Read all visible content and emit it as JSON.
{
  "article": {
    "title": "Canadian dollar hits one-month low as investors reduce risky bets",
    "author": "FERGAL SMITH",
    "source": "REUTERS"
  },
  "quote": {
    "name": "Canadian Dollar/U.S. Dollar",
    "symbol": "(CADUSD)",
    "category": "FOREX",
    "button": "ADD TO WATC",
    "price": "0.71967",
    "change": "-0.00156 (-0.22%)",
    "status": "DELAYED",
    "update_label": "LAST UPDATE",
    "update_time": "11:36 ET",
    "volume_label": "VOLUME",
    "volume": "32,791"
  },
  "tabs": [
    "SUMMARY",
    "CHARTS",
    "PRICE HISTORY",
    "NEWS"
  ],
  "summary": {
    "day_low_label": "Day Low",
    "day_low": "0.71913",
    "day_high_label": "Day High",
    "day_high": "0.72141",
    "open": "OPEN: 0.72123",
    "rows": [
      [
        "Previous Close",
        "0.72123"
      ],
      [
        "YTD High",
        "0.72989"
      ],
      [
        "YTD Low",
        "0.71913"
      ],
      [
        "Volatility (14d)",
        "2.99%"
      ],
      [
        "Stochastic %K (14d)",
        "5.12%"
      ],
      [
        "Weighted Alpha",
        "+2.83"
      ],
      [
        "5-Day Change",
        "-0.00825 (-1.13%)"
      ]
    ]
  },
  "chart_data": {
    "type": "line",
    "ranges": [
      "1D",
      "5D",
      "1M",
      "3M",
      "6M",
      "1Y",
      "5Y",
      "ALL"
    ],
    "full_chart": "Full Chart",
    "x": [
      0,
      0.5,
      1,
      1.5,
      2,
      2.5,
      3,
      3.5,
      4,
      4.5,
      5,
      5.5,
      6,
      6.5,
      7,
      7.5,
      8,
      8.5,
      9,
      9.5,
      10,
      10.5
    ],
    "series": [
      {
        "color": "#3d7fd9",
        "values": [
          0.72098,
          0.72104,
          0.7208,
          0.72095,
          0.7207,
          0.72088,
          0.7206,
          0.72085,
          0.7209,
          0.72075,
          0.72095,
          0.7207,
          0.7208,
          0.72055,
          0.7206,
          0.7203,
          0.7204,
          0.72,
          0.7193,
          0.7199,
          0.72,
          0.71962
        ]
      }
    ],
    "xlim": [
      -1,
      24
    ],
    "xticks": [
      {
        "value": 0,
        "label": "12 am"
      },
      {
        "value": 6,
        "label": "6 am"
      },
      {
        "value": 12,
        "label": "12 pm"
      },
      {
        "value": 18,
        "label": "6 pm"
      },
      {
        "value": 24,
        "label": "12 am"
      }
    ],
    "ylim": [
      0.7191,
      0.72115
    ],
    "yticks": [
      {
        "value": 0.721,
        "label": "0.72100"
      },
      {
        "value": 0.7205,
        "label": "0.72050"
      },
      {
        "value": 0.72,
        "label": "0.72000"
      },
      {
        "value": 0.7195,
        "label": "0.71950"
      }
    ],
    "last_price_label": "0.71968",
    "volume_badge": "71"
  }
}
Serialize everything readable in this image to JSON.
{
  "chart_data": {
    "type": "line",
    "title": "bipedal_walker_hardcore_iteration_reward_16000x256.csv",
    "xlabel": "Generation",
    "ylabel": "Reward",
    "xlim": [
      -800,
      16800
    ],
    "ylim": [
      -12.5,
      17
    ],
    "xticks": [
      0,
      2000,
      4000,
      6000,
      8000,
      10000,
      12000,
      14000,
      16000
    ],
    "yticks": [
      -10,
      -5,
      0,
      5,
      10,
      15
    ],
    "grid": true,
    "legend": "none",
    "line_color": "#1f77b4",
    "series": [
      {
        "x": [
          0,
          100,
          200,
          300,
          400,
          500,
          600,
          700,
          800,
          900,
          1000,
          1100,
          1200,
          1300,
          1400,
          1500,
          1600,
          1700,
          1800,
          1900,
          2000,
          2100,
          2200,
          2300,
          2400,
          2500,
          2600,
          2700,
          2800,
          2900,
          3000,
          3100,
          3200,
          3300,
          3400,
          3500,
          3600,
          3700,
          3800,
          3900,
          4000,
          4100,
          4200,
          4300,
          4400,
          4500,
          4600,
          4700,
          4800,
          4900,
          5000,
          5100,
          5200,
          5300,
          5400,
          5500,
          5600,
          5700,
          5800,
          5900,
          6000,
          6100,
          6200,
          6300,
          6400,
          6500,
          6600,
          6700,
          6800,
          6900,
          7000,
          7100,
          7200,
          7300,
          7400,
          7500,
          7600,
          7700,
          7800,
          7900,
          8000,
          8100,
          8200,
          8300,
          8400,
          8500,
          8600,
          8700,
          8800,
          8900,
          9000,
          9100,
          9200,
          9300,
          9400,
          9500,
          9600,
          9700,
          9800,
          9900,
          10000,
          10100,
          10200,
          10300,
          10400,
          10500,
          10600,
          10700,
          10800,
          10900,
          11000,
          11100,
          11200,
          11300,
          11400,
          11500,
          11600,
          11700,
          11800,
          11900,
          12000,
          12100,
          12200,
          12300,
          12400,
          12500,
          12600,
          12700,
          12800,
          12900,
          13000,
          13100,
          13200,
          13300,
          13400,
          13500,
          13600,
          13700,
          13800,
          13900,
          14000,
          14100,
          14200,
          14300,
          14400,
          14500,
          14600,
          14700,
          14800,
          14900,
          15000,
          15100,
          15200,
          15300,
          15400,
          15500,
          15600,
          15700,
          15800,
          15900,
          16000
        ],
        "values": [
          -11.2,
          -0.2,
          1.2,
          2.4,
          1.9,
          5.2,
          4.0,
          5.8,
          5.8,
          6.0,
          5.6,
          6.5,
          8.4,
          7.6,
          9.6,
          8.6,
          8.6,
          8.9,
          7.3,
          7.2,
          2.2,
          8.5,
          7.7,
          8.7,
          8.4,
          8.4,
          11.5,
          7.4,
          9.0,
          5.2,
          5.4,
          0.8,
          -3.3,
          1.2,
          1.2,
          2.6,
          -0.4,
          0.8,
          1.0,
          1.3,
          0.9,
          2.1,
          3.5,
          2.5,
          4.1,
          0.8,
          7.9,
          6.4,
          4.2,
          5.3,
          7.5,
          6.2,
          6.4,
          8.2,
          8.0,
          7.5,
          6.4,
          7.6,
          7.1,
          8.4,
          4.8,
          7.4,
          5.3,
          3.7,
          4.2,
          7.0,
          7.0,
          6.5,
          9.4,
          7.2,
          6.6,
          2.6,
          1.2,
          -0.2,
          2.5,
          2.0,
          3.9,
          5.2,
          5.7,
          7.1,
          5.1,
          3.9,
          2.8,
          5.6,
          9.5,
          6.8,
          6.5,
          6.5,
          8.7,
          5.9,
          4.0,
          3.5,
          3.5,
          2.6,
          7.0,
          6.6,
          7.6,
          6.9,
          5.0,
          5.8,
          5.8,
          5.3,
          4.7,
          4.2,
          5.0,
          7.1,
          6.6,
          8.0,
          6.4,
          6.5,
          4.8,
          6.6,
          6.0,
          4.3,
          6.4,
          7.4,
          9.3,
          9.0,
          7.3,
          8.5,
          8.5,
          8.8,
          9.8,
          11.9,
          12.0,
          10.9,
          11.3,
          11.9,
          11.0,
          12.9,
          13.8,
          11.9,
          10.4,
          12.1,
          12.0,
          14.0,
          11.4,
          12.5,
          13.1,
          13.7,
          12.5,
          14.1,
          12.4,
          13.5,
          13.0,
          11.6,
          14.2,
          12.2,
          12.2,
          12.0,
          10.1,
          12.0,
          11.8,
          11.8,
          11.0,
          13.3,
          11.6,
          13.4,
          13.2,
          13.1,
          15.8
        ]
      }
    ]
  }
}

○ ○ ○ ○

Output the records above in their entirety, exactly.

Answer to this problem ->
Read all visible content and emit it as JSON.
{
  "article": {
    "title": "Canadian dollar hits one-month low as investors reduce risky bets",
    "author": "FERGAL SMITH",
    "source": "REUTERS"
  },
  "quote": {
    "name": "Canadian Dollar/U.S. Dollar",
    "symbol": "(CADUSD)",
    "category": "FOREX",
    "button": "ADD TO WATC",
    "price": "0.71967",
    "change": "-0.00156 (-0.22%)",
    "status": "DELAYED",
    "update_label": "LAST UPDATE",
    "update_time": "11:36 ET",
    "volume_label": "VOLUME",
    "volume": "32,791"
  },
  "tabs": [
    "SUMMARY",
    "CHARTS",
    "PRICE HISTORY",
    "NEWS"
  ],
  "summary": {
    "day_low_label": "Day Low",
    "day_low": "0.71913",
    "day_high_label": "Day High",
    "day_high": "0.72141",
    "open": "OPEN: 0.72123",
    "rows": [
      [
        "Previous Close",
        "0.72123"
      ],
      [
        "YTD High",
        "0.72989"
      ],
      [
        "YTD Low",
        "0.71913"
      ],
      [
        "Volatility (14d)",
        "2.99%"
      ],
      [
        "Stochastic %K (14d)",
        "5.12%"
      ],
      [
        "Weighted Alpha",
        "+2.83"
      ],
      [
        "5-Day Change",
        "-0.00825 (-1.13%)"
      ]
    ]
  },
  "chart_data": {
    "type": "line",
    "ranges": [
      "1D",
      "5D",
      "1M",
      "3M",
      "6M",
      "1Y",
      "5Y",
      "ALL"
    ],
    "full_chart": "Full Chart",
    "x": [
      0,
      0.5,
      1,
      1.5,
      2,
      2.5,
      3,
      3.5,
      4,
      4.5,
      5,
      5.5,
      6,
      6.5,
      7,
      7.5,
      8,
      8.5,
      9,
      9.5,
      10,
      10.5
    ],
    "series": [
      {
        "color": "#3d7fd9",
        "values": [
          0.72098,
          0.72104,
          0.7208,
          0.72095,
          0.7207,
          0.72088,
          0.7206,
          0.72085,
          0.7209,
          0.72075,
          0.72095,
          0.7207,
          0.7208,
          0.72055,
          0.7206,
          0.7203,
          0.7204,
          0.72,
          0.7193,
          0.7199,
          0.72,
          0.71962
        ]
      }
    ],
    "xlim": [
      -1,
      24
    ],
    "xticks": [
      {
        "value": 0,
        "label": "12 am"
      },
      {
        "value": 6,
        "label": "6 am"
      },
      {
        "value": 12,
        "label": "12 pm"
      },
      {
        "value": 18,
        "label": "6 pm"
      },
      {
        "value": 24,
        "label": "12 am"
      }
    ],
    "ylim": [
      0.7191,
      0.72115
    ],
    "yticks": [
      {
        "value": 0.721,
        "label": "0.72100"
      },
      {
        "value": 0.7205,
        "label": "0.72050"
      },
      {
        "value": 0.72,
        "label": "0.72000"
      },
      {
        "value": 0.7195,
        "label": "0.71950"
      }
    ],
    "last_price_label": "0.71968",
    "volume_badge": "71"
  }
}
Serialize everything readable in this image to JSON.
{
  "chart_data": {
    "type": "line",
    "title": "bipedal_walker_hardcore_iteration_reward_16000x256.csv",
    "xlabel": "Generation",
    "ylabel": "Reward",
    "xlim": [
      -800,
      16800
    ],
    "ylim": [
      -12.5,
      17
    ],
    "xticks": [
      0,
      2000,
      4000,
      6000,
      8000,
      10000,
      12000,
      14000,
      16000
    ],
    "yticks": [
      -10,
      -5,
      0,
      5,
      10,
      15
    ],
    "grid": true,
    "legend": "none",
    "line_color": "#1f77b4",
    "series": [
      {
        "x": [
          0,
          100,
          200,
          300,
          400,
          500,
          600,
          700,
          800,
          900,
          1000,
          1100,
          1200,
          1300,
          1400,
          1500,
          1600,
          1700,
          1800,
          1900,
          2000,
          2100,
          2200,
          2300,
          2400,
          2500,
          2600,
          2700,
          2800,
          2900,
          3000,
          3100,
          3200,
          3300,
          3400,
          3500,
          3600,
          3700,
          3800,
          3900,
          4000,
          4100,
          4200,
          4300,
          4400,
          4500,
          4600,
          4700,
          4800,
          4900,
          5000,
          5100,
          5200,
          5300,
          5400,
          5500,
          5600,
          5700,
          5800,
          5900,
          6000,
          6100,
          6200,
          6300,
          6400,
          6500,
          6600,
          6700,
          6800,
          6900,
          7000,
          7100,
          7200,
          7300,
          7400,
          7500,
          7600,
          7700,
          7800,
          7900,
          8000,
          8100,
          8200,
          8300,
          8400,
          8500,
          8600,
          8700,
          8800,
          8900,
          9000,
          9100,
          9200,
          9300,
          9400,
          9500,
          9600,
          9700,
          9800,
          9900,
          10000,
          10100,
          10200,
          10300,
          10400,
          10500,
          10600,
          10700,
          10800,
          10900,
          11000,
          11100,
          11200,
          11300,
          11400,
          11500,
          11600,
          11700,
          11800,
          11900,
          12000,
          12100,
          12200,
          12300,
          12400,
          12500,
          12600,
          12700,
          12800,
          12900,
          13000,
          13100,
          13200,
          13300,
          13400,
          13500,
          13600,
          13700,
          13800,
          13900,
          14000,
          14100,
          14200,
          14300,
          14400,
          14500,
          14600,
          14700,
          14800,
          14900,
          15000,
          15100,
          15200,
          15300,
          15400,
          15500,
          15600,
          15700,
          15800,
          15900,
          16000
        ],
        "values": [
          -11.2,
          -0.2,
          1.2,
          2.4,
          1.9,
          5.2,
          4.0,
          5.8,
          5.8,
          6.0,
          5.6,
          6.5,
          8.4,
          7.6,
          9.6,
          8.6,
          8.6,
          8.9,
          7.3,
          7.2,
          2.2,
          8.5,
          7.7,
          8.7,
          8.4,
          8.4,
          11.5,
          7.4,
          9.0,
          5.2,
          5.4,
          0.8,
          -3.3,
          1.2,
          1.2,
          2.6,
          -0.4,
          0.8,
          1.0,
          1.3,
          0.9,
          2.1,
          3.5,
          2.5,
          4.1,
          0.8,
          7.9,
          6.4,
          4.2,
          5.3,
          7.5,
          6.2,
          6.4,
          8.2,
          8.0,
          7.5,
          6.4,
          7.6,
          7.1,
          8.4,
          4.8,
          7.4,
          5.3,
          3.7,
          4.2,
          7.0,
          7.0,
          6.5,
          9.4,
          7.2,
          6.6,
          2.6,
          1.2,
          -0.2,
          2.5,
          2.0,
          3.9,
          5.2,
          5.7,
          7.1,
          5.1,
          3.9,
          2.8,
          5.6,
          9.5,
          6.8,
          6.5,
          6.5,
          8.7,
          5.9,
          4.0,
          3.5,
          3.5,
          2.6,
          7.0,
          6.6,
          7.6,
          6.9,
          5.0,
          5.8,
          5.8,
          5.3,
          4.7,
          4.2,
          5.0,
          7.1,
          6.6,
          8.0,
          6.4,
          6.5,
          4.8,
          6.6,
          6.0,
          4.3,
          6.4,
          7.4,
          9.3,
          9.0,
          7.3,
          8.5,
          8.5,
          8.8,
          9.8,
          11.9,
          12.0,
          10.9,
          11.3,
          11.9,
          11.0,
          12.9,
          13.8,
          11.9,
          10.4,
          12.1,
          12.0,
          14.0,
          11.4,
          12.5,
          13.1,
          13.7,
          12.5,
          14.1,
          12.4,
          13.5,
          13.0,
          11.6,
          14.2,
          12.2,
          12.2,
          12.0,
          10.1,
          12.0,
          11.8,
          11.8,
          11.0,
          13.3,
          11.6,
          13.4,
          13.2,
          13.1,
          15.8
        ]
      }
    ]
  }
}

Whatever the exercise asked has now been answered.